TASK DESCRIPTION -
Without altering anything, output the material below.
-- Begin SUPPLIED MATERIAL --
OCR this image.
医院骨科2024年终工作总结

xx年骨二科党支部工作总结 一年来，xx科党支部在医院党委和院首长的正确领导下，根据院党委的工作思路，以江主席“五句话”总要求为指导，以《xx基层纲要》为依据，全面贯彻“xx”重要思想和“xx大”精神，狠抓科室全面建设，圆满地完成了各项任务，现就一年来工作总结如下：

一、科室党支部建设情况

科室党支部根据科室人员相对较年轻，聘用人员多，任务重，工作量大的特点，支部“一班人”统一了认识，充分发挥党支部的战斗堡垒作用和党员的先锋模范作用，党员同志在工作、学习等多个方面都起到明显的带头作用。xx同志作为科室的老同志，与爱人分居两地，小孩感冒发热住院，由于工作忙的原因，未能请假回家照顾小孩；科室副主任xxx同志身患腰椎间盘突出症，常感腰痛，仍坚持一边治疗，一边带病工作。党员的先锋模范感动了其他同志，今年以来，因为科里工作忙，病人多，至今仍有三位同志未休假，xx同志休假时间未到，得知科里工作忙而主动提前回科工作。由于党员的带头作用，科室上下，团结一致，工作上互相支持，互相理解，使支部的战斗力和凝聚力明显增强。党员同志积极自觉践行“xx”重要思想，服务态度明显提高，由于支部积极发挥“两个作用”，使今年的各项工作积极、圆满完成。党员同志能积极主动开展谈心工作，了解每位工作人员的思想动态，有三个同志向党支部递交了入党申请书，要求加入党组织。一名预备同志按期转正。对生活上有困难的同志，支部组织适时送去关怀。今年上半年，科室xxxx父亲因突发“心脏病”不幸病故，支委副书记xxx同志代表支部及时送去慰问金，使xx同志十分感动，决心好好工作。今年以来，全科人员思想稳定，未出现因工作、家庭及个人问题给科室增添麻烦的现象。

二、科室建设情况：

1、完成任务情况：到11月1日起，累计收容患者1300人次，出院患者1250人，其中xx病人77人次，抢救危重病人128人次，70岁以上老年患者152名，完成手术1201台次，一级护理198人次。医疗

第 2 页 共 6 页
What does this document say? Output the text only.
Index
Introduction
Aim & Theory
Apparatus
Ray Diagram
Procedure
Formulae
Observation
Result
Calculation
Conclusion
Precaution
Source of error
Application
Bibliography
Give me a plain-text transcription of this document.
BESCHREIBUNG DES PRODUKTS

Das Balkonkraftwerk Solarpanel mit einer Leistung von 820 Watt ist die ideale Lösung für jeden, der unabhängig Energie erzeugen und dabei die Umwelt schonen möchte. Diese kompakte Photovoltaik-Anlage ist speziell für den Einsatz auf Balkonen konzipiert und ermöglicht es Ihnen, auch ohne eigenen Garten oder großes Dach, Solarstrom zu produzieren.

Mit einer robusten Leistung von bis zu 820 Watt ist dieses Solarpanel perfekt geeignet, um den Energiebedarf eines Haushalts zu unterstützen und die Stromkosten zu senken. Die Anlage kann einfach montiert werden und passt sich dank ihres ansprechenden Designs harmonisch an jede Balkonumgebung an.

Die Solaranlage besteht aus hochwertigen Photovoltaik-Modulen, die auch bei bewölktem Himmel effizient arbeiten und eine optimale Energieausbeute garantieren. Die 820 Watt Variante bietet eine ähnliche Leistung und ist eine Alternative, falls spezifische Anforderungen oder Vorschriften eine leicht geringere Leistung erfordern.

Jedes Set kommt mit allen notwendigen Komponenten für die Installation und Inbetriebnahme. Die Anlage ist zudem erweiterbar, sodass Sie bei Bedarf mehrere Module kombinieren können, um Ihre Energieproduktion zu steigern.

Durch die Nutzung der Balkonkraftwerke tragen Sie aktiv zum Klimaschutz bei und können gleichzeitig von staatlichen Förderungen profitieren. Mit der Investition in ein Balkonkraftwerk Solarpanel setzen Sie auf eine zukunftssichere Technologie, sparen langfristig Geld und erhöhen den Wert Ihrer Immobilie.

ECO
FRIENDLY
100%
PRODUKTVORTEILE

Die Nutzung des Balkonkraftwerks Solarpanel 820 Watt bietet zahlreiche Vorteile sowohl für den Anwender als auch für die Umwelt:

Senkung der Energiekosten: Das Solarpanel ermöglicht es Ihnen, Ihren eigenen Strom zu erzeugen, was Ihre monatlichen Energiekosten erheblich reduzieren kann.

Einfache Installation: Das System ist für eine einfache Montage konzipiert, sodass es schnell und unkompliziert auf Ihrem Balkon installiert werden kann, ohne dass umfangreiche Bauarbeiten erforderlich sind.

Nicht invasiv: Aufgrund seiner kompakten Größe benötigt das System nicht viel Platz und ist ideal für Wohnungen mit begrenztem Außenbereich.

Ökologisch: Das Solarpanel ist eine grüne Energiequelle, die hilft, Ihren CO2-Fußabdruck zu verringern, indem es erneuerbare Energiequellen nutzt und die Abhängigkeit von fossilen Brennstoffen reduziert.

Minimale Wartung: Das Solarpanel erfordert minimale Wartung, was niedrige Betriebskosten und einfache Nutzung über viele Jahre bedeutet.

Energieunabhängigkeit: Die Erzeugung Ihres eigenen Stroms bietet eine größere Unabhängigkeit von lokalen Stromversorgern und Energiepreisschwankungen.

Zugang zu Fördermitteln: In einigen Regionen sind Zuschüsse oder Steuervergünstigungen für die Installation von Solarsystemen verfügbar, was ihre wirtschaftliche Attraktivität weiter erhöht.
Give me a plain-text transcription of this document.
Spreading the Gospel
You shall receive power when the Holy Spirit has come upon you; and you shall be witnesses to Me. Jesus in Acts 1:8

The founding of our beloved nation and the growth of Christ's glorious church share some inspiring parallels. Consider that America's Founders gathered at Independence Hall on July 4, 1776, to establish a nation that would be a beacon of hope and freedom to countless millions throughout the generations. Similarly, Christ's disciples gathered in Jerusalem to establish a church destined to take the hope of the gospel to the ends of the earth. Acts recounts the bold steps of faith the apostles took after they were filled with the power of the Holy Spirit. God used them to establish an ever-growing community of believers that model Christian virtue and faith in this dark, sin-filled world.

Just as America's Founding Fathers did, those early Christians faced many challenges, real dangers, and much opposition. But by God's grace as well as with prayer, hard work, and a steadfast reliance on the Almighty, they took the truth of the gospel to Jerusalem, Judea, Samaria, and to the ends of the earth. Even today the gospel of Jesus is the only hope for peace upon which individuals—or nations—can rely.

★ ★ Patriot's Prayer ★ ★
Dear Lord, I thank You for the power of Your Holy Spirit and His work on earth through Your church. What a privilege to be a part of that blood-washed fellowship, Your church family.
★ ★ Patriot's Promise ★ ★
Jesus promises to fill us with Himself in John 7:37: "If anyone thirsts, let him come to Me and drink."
-- End SUPPLIED MATERIAL --
EXERCISE RESPONSE -
OCR this image.
医院骨科2024年终工作总结

xx年骨二科党支部工作总结 一年来，xx科党支部在医院党委和院首长的正确领导下，根据院党委的工作思路，以江主席“五句话”总要求为指导，以《xx基层纲要》为依据，全面贯彻“xx”重要思想和“xx大”精神，狠抓科室全面建设，圆满地完成了各项任务，现就一年来工作总结如下：

一、科室党支部建设情况

科室党支部根据科室人员相对较年轻，聘用人员多，任务重，工作量大的特点，支部“一班人”统一了认识，充分发挥党支部的战斗堡垒作用和党员的先锋模范作用，党员同志在工作、学习等多个方面都起到明显的带头作用。xx同志作为科室的老同志，与爱人分居两地，小孩感冒发热住院，由于工作忙的原因，未能请假回家照顾小孩；科室副主任xxx同志身患腰椎间盘突出症，常感腰痛，仍坚持一边治疗，一边带病工作。党员的先锋模范感动了其他同志，今年以来，因为科里工作忙，病人多，至今仍有三位同志未休假，xx同志休假时间未到，得知科里工作忙而主动提前回科工作。由于党员的带头作用，科室上下，团结一致，工作上互相支持，互相理解，使支部的战斗力和凝聚力明显增强。党员同志积极自觉践行“xx”重要思想，服务态度明显提高，由于支部积极发挥“两个作用”，使今年的各项工作积极、圆满完成。党员同志能积极主动开展谈心工作，了解每位工作人员的思想动态，有三个同志向党支部递交了入党申请书，要求加入党组织。一名预备同志按期转正。对生活上有困难的同志，支部组织适时送去关怀。今年上半年，科室xxxx父亲因突发“心脏病”不幸病故，支委副书记xxx同志代表支部及时送去慰问金，使xx同志十分感动，决心好好工作。今年以来，全科人员思想稳定，未出现因工作、家庭及个人问题给科室增添麻烦的现象。

二、科室建设情况：

1、完成任务情况：到11月1日起，累计收容患者1300人次，出院患者1250人，其中xx病人77人次，抢救危重病人128人次，70岁以上老年患者152名，完成手术1201台次，一级护理198人次。医疗

第 2 页 共 6 页
What does this document say? Output the text only.
Index
Introduction
Aim & Theory
Apparatus
Ray Diagram
Procedure
Formulae
Observation
Result
Calculation
Conclusion
Precaution
Source of error
Application
Bibliography
Give me a plain-text transcription of this document.
BESCHREIBUNG DES PRODUKTS

Das Balkonkraftwerk Solarpanel mit einer Leistung von 820 Watt ist die ideale Lösung für jeden, der unabhängig Energie erzeugen und dabei die Umwelt schonen möchte. Diese kompakte Photovoltaik-Anlage ist speziell für den Einsatz auf Balkonen konzipiert und ermöglicht es Ihnen, auch ohne eigenen Garten oder großes Dach, Solarstrom zu produzieren.

Mit einer robusten Leistung von bis zu 820 Watt ist dieses Solarpanel perfekt geeignet, um den Energiebedarf eines Haushalts zu unterstützen und die Stromkosten zu senken. Die Anlage kann einfach montiert werden und passt sich dank ihres ansprechenden Designs harmonisch an jede Balkonumgebung an.

Die Solaranlage besteht aus hochwertigen Photovoltaik-Modulen, die auch bei bewölktem Himmel effizient arbeiten und eine optimale Energieausbeute garantieren. Die 820 Watt Variante bietet eine ähnliche Leistung und ist eine Alternative, falls spezifische Anforderungen oder Vorschriften eine leicht geringere Leistung erfordern.

Jedes Set kommt mit allen notwendigen Komponenten für die Installation und Inbetriebnahme. Die Anlage ist zudem erweiterbar, sodass Sie bei Bedarf mehrere Module kombinieren können, um Ihre Energieproduktion zu steigern.

Durch die Nutzung der Balkonkraftwerke tragen Sie aktiv zum Klimaschutz bei und können gleichzeitig von staatlichen Förderungen profitieren. Mit der Investition in ein Balkonkraftwerk Solarpanel setzen Sie auf eine zukunftssichere Technologie, sparen langfristig Geld und erhöhen den Wert Ihrer Immobilie.

ECO
FRIENDLY
100%
PRODUKTVORTEILE

Die Nutzung des Balkonkraftwerks Solarpanel 820 Watt bietet zahlreiche Vorteile sowohl für den Anwender als auch für die Umwelt:

Senkung der Energiekosten: Das Solarpanel ermöglicht es Ihnen, Ihren eigenen Strom zu erzeugen, was Ihre monatlichen Energiekosten erheblich reduzieren kann.

Einfache Installation: Das System ist für eine einfache Montage konzipiert, sodass es schnell und unkompliziert auf Ihrem Balkon installiert werden kann, ohne dass umfangreiche Bauarbeiten erforderlich sind.

Nicht invasiv: Aufgrund seiner kompakten Größe benötigt das System nicht viel Platz und ist ideal für Wohnungen mit begrenztem Außenbereich.

Ökologisch: Das Solarpanel ist eine grüne Energiequelle, die hilft, Ihren CO2-Fußabdruck zu verringern, indem es erneuerbare Energiequellen nutzt und die Abhängigkeit von fossilen Brennstoffen reduziert.

Minimale Wartung: Das Solarpanel erfordert minimale Wartung, was niedrige Betriebskosten und einfache Nutzung über viele Jahre bedeutet.

Energieunabhängigkeit: Die Erzeugung Ihres eigenen Stroms bietet eine größere Unabhängigkeit von lokalen Stromversorgern und Energiepreisschwankungen.

Zugang zu Fördermitteln: In einigen Regionen sind Zuschüsse oder Steuervergünstigungen für die Installation von Solarsystemen verfügbar, was ihre wirtschaftliche Attraktivität weiter erhöht.
Give me a plain-text transcription of this document.
Spreading the Gospel
You shall receive power when the Holy Spirit has come upon you; and you shall be witnesses to Me. Jesus in Acts 1:8

The founding of our beloved nation and the growth of Christ's glorious church share some inspiring parallels. Consider that America's Founders gathered at Independence Hall on July 4, 1776, to establish a nation that would be a beacon of hope and freedom to countless millions throughout the generations. Similarly, Christ's disciples gathered in Jerusalem to establish a church destined to take the hope of the gospel to the ends of the earth. Acts recounts the bold steps of faith the apostles took after they were filled with the power of the Holy Spirit. God used them to establish an ever-growing community of believers that model Christian virtue and faith in this dark, sin-filled world.

Just as America's Founding Fathers did, those early Christians faced many challenges, real dangers, and much opposition. But by God's grace as well as with prayer, hard work, and a steadfast reliance on the Almighty, they took the truth of the gospel to Jerusalem, Judea, Samaria, and to the ends of the earth. Even today the gospel of Jesus is the only hope for peace upon which individuals—or nations—can rely.

★ ★ Patriot's Prayer ★ ★
Dear Lord, I thank You for the power of Your Holy Spirit and His work on earth through Your church. What a privilege to be a part of that blood-washed fellowship, Your church family.
★ ★ Patriot's Promise ★ ★
Jesus promises to fill us with Himself in John 7:37: "If anyone thirsts, let him come to Me and drink."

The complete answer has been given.